Dr. Sade Kosoko-Lasaki
I don’t remember how I found Dr. Kosoko-Lasaki on the internet, but I am glad I did. I emailed her asking to meet with her and she responded graciously. I met her at her office at Creighton University where she is the Associate Vice Provost of the Health Sciences Multicultural and Community Affairs (HS-MACA) department. She is a tenured Professor of Surgery (Ophthalmology) and Preventive Medicine and Public Health at the Creighton University School of Medicine. She is also Co-Founder and Co-Director of the Center for Promoting Health & Health Equality. As I sat there talking to her, I wanted to absorb everything that she said, she taught me so many lessons in that hour that I spent with her.
Dr. Kosoko-Lasaki is a dynamite and has accomplished so much in her 40+ year career. She is passionate about what she does and despite numerous obstacles along the way, persisted and made a name for herself in her discipline. She completed her medical school in Nigeria and completed training in Ophthalmology at the University of Glasgow in Scotland. She then migrated to the United States and completed another residency at Howard University and a subspecialty fellowship in Glaucoma at Johns Hopkins University. She is a wife and mother of 3, a stepmother of 3, and a grandmother of 3. She has been awarded multimillion dollar grants for her research initiatives. She is author to 2 major textbooks in Ophthalmology and has authored multiple book chapters as well as numerous papers for publication. Her CV is 24 pages long! She is the epitome of an academic surgeon powerhouse.

→ **Work request A**: According to the profile of Dr. Sade Kosoko-Lasaki, where did she complete her training in Ophthalmology?
→ **Work request B**: Write the next part of the profile of Dr. Kosoko-Lasaki, starting after its final sentence.

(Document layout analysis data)

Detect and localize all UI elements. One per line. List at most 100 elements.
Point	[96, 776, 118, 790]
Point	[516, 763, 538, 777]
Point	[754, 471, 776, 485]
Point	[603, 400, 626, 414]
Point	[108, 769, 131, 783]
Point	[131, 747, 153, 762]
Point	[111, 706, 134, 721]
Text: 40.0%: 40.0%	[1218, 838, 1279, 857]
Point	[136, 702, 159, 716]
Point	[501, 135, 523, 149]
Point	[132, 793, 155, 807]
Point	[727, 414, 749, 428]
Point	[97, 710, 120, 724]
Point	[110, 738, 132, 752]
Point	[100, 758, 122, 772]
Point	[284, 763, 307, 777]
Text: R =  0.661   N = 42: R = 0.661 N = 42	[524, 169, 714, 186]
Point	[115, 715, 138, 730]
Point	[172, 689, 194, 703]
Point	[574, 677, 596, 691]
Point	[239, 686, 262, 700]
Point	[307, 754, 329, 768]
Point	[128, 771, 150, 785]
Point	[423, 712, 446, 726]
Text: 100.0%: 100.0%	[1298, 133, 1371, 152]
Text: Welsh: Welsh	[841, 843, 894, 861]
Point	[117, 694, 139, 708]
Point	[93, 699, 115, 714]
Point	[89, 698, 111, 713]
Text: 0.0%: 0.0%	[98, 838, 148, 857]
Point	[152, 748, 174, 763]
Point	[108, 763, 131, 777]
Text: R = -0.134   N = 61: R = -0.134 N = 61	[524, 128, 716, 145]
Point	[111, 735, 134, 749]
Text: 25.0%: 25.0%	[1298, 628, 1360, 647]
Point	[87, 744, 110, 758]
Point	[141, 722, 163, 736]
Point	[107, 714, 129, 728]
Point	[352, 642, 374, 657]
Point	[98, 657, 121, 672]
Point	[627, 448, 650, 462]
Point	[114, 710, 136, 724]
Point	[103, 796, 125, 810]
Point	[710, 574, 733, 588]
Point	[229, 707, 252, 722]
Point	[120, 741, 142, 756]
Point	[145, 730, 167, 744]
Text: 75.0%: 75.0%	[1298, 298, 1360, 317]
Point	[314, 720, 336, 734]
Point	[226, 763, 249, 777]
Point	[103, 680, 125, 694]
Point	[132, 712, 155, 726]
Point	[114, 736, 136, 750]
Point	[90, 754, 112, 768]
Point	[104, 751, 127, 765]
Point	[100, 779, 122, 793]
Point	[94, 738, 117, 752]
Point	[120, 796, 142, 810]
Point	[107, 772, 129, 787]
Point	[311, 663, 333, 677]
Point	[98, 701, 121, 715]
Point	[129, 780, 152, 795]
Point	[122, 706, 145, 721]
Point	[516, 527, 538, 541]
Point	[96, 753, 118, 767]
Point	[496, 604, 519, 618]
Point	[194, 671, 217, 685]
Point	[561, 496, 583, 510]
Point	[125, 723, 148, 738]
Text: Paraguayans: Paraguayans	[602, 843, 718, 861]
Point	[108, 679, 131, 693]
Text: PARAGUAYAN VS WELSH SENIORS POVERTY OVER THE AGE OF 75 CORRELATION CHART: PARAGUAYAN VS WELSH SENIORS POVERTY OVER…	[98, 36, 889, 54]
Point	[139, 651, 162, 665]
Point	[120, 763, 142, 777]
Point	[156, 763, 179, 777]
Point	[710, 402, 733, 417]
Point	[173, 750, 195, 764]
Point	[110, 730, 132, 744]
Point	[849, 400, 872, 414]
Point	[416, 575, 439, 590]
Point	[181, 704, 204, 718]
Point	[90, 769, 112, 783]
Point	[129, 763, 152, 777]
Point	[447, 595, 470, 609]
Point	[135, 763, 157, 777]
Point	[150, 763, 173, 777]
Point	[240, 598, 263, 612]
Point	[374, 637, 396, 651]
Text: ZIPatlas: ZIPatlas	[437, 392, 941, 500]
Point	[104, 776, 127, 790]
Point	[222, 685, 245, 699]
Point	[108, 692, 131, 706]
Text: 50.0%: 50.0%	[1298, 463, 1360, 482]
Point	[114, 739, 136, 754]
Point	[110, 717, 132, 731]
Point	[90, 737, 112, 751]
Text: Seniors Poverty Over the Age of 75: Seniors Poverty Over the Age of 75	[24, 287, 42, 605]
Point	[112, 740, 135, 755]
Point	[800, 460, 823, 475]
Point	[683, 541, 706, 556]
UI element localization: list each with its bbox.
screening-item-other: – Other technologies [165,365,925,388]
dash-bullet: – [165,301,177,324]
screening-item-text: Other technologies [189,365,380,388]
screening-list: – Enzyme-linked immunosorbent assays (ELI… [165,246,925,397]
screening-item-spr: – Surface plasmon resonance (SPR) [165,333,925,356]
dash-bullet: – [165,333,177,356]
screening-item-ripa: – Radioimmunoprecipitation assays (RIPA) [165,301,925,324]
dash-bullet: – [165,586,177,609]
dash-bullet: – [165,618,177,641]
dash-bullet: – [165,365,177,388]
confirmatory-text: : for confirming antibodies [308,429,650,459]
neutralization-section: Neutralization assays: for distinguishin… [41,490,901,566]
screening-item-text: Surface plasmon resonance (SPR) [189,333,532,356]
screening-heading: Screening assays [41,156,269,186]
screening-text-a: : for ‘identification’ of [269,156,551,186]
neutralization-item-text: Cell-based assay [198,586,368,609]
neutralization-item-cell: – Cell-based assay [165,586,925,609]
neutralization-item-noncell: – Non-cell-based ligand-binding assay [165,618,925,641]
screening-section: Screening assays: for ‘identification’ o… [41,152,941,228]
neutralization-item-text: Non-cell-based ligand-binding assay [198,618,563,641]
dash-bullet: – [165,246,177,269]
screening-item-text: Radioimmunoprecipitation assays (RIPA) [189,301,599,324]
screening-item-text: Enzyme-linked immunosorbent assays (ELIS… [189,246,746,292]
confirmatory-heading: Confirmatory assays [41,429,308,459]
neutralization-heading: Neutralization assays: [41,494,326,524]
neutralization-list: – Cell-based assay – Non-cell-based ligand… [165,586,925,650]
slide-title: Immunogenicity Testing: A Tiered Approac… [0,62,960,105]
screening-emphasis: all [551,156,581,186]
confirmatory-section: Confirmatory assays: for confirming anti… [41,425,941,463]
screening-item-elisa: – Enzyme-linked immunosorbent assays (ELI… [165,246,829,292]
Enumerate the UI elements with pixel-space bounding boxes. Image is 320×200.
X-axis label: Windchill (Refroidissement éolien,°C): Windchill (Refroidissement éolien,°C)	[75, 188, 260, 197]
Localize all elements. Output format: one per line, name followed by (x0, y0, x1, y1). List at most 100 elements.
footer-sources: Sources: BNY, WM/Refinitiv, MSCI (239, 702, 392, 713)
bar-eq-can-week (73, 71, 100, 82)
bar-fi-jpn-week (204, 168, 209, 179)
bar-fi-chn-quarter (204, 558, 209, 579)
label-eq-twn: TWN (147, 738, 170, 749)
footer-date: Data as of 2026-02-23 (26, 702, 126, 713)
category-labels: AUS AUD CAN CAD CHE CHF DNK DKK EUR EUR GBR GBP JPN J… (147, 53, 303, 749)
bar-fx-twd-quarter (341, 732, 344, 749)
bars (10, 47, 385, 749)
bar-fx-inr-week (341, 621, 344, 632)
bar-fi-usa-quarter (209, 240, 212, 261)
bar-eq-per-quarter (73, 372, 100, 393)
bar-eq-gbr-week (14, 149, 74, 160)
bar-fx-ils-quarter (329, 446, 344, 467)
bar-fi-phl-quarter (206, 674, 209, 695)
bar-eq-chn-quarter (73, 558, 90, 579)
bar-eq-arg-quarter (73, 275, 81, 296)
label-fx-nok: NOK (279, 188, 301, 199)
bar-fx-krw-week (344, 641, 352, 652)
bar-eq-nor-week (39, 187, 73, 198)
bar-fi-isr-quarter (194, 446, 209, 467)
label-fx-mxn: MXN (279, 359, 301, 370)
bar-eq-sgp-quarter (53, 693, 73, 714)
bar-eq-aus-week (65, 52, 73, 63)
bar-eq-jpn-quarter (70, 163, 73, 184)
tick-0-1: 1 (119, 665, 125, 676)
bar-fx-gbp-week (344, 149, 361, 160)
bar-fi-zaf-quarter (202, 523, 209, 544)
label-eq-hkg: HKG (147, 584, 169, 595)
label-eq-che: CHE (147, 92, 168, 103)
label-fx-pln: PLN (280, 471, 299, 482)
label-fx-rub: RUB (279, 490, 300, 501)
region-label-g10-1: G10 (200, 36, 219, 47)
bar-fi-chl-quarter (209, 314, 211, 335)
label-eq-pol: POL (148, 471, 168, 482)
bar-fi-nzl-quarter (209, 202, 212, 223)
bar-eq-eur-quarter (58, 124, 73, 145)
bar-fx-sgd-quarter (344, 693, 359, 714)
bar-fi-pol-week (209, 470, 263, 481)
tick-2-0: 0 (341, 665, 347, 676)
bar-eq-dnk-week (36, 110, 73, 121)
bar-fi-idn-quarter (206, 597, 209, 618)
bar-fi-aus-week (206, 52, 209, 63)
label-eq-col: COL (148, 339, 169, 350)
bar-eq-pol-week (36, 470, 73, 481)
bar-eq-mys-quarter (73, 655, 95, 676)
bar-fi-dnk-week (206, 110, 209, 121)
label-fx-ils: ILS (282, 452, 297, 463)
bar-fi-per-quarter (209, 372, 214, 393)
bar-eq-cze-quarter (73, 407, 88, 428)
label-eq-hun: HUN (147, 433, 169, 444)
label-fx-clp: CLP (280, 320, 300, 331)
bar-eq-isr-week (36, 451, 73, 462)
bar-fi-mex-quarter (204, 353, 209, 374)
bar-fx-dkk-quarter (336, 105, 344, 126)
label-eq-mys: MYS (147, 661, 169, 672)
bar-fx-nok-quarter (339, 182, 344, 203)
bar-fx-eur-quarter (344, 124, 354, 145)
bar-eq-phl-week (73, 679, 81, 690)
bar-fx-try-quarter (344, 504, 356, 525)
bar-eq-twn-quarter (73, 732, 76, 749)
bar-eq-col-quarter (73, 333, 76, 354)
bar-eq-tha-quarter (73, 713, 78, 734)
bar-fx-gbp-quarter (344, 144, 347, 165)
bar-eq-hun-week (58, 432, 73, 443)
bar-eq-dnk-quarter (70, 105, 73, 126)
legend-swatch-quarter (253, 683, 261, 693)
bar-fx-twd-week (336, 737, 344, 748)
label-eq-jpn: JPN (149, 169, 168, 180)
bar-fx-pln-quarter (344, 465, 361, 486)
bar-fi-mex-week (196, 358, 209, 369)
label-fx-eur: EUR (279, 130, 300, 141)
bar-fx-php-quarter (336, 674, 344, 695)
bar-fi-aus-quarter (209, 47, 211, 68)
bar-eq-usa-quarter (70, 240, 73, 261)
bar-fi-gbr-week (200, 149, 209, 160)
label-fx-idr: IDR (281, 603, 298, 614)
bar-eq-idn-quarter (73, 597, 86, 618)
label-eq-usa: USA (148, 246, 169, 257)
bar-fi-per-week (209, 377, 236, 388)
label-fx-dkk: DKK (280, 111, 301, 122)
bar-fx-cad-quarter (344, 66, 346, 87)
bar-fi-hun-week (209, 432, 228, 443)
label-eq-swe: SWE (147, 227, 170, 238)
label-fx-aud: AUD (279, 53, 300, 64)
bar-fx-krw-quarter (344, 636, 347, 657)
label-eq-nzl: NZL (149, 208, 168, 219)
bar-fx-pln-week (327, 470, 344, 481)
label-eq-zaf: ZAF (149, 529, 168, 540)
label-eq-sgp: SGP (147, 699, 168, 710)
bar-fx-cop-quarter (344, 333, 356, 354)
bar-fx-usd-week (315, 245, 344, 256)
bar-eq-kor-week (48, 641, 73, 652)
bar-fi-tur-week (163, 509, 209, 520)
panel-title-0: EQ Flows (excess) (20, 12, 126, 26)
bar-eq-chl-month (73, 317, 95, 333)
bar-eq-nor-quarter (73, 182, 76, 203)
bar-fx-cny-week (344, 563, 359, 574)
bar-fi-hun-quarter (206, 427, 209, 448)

→ **Answer A**: She completed it at the University of Glasgow in Scotland.

→ **Answer B**:
She has a passion for eliminating health care disparities and has won multiple national and international awards for her research in Glaucoma as well as in minority health development. Part of her research has been focused on increasing minorities in the health care workforce. At Creighton University, she oversees the recruitment of disadvantaged students to the health sciences, and mentors these students to retain them. Dr. Kosoko-Lasaki has lectured around the country and world on cultural proficiency and health disparity issues, focusing on the promotion of “pipeline programs” that prepare and support disadvantaged students from grade 4 through health professional schools so they can become successful health care providers.
She served as a consultant for the United Nations Children’s Education Fund (UNICEF), United States Agency for International Development (USAID) and Helen Keller International in West African countries, Caribbean and Asia. She expanded her outreach efforts to the Dominican Republic doing screenings for glaucoma, eye surgeries and combating childhood Vitamin A Deficiency and Glaucoma. She was instrumental in creating Glaucoma Initiative in the U.S Virgin Islands, Nigeria, Rural Nebraska, Iowa and Kansas with the screening of over 20,000 individuals. I could go on and on about her accomplishments. She is an amazing woman and I am proud to call her my mentor.